WHAT NEEDS TO BE DONE:
Identify every line containing the word "Year" and reproduce each one.

GIVEN RECORDS:

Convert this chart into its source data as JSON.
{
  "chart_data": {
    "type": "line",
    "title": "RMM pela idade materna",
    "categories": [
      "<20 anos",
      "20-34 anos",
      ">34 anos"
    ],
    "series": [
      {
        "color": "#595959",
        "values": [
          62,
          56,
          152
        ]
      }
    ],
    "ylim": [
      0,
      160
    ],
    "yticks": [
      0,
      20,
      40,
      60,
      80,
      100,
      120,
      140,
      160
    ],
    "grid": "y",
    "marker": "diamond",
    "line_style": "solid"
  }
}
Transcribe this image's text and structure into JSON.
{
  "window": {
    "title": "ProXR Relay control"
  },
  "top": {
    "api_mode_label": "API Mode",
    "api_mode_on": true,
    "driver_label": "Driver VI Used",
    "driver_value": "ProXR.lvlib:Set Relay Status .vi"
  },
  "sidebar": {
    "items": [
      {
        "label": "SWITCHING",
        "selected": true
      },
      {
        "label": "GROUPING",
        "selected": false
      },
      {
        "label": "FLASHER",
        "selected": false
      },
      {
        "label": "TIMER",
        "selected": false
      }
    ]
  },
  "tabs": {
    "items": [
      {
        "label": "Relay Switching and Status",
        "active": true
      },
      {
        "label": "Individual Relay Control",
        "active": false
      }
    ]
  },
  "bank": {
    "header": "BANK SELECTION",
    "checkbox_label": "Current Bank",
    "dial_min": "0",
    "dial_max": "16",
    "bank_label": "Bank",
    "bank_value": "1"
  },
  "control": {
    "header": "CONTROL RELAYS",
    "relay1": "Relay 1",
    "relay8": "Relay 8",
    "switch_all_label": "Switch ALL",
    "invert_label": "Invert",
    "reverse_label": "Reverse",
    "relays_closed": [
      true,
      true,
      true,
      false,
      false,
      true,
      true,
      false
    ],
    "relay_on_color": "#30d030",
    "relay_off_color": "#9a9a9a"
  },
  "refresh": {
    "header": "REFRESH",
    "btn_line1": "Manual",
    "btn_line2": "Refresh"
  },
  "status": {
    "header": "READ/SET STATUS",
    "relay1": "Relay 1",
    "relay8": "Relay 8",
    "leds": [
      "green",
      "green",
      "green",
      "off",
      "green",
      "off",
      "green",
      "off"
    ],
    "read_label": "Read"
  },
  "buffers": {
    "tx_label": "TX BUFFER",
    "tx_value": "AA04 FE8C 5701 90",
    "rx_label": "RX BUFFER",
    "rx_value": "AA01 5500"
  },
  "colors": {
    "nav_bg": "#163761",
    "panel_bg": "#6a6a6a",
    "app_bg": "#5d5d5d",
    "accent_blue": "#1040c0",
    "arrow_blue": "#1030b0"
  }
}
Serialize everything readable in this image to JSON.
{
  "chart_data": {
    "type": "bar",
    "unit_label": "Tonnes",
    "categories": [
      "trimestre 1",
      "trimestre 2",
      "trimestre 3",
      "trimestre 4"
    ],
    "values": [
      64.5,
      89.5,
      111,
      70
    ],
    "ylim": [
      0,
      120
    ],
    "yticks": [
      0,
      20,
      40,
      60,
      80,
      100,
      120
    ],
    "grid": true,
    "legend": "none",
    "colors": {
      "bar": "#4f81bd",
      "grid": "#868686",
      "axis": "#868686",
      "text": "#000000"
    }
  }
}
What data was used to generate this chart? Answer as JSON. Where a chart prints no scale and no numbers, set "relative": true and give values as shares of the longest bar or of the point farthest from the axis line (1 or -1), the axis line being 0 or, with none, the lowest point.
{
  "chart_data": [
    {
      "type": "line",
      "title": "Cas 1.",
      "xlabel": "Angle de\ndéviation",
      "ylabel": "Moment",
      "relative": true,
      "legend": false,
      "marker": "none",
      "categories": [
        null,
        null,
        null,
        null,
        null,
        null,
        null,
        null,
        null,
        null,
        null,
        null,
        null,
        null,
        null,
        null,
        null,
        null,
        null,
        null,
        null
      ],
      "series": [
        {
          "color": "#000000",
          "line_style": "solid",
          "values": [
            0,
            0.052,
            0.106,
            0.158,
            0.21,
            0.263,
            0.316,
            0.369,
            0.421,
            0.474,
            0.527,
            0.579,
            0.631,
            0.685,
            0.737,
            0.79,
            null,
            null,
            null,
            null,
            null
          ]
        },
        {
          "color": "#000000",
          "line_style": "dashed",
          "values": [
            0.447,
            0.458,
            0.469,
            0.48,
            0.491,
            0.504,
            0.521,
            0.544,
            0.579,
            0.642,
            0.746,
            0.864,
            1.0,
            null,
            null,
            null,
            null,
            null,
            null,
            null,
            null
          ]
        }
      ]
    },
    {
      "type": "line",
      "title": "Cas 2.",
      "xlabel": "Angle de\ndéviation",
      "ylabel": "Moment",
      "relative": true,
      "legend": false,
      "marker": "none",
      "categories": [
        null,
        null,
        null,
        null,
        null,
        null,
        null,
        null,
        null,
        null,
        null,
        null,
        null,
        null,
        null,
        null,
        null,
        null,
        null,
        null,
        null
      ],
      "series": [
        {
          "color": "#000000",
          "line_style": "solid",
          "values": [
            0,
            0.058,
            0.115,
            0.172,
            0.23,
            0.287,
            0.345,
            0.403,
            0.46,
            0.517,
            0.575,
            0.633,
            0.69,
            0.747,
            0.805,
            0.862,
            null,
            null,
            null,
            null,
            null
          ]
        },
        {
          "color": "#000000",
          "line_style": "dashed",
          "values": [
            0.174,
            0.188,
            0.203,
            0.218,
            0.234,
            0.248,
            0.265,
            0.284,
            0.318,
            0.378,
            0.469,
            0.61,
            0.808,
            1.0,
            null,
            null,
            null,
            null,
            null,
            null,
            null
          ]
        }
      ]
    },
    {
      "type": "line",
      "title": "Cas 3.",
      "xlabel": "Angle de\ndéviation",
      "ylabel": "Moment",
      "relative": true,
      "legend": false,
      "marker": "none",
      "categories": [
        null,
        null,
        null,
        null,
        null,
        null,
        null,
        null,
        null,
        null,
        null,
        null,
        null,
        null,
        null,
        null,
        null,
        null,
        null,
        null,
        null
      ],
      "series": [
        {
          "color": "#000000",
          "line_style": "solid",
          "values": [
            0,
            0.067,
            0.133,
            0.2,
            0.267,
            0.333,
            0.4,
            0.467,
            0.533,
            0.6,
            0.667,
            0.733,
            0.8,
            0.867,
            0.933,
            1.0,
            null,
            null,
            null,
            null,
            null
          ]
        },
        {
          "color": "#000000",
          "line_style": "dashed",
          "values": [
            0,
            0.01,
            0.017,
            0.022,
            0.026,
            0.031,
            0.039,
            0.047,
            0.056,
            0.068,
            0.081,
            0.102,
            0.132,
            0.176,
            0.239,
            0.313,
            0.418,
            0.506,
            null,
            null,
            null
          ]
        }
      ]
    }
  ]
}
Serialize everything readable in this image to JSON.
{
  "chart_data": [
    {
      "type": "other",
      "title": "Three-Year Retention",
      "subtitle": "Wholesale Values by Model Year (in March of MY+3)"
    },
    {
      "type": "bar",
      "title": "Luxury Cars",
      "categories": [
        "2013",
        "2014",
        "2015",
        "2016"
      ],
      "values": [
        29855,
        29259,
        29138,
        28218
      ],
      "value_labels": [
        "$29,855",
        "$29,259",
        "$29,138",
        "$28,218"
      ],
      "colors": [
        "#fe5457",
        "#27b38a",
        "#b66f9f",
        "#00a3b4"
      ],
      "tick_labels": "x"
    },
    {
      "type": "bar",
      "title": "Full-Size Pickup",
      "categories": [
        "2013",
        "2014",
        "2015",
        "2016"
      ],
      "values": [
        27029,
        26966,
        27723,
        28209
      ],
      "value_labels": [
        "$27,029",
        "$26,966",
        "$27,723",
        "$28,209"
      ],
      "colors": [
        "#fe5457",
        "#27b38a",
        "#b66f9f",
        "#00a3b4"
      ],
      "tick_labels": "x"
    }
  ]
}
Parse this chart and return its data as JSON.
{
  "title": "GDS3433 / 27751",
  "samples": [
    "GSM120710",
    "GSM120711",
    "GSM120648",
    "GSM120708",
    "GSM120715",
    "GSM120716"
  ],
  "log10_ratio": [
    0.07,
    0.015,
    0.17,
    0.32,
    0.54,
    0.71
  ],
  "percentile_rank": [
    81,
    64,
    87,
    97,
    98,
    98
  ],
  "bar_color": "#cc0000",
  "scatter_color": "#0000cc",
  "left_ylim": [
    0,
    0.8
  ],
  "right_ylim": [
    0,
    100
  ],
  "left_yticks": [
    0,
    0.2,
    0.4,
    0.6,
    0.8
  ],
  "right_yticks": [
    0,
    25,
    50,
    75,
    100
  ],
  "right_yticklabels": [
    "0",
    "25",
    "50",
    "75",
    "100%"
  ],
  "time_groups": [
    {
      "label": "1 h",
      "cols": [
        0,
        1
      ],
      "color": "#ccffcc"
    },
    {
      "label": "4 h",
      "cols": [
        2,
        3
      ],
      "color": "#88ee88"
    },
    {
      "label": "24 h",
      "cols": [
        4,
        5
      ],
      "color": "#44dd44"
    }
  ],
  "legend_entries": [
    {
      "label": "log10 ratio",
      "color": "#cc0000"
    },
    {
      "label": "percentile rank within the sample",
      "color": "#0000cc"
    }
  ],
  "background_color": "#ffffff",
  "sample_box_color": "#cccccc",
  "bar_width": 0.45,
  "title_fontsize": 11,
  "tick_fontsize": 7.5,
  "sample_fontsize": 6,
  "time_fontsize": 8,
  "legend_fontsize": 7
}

RESULT BELOW:
      "title": "Three-Year Retention",
      "subtitle": "Wholesale Values by Model Year (in March of MY+3)"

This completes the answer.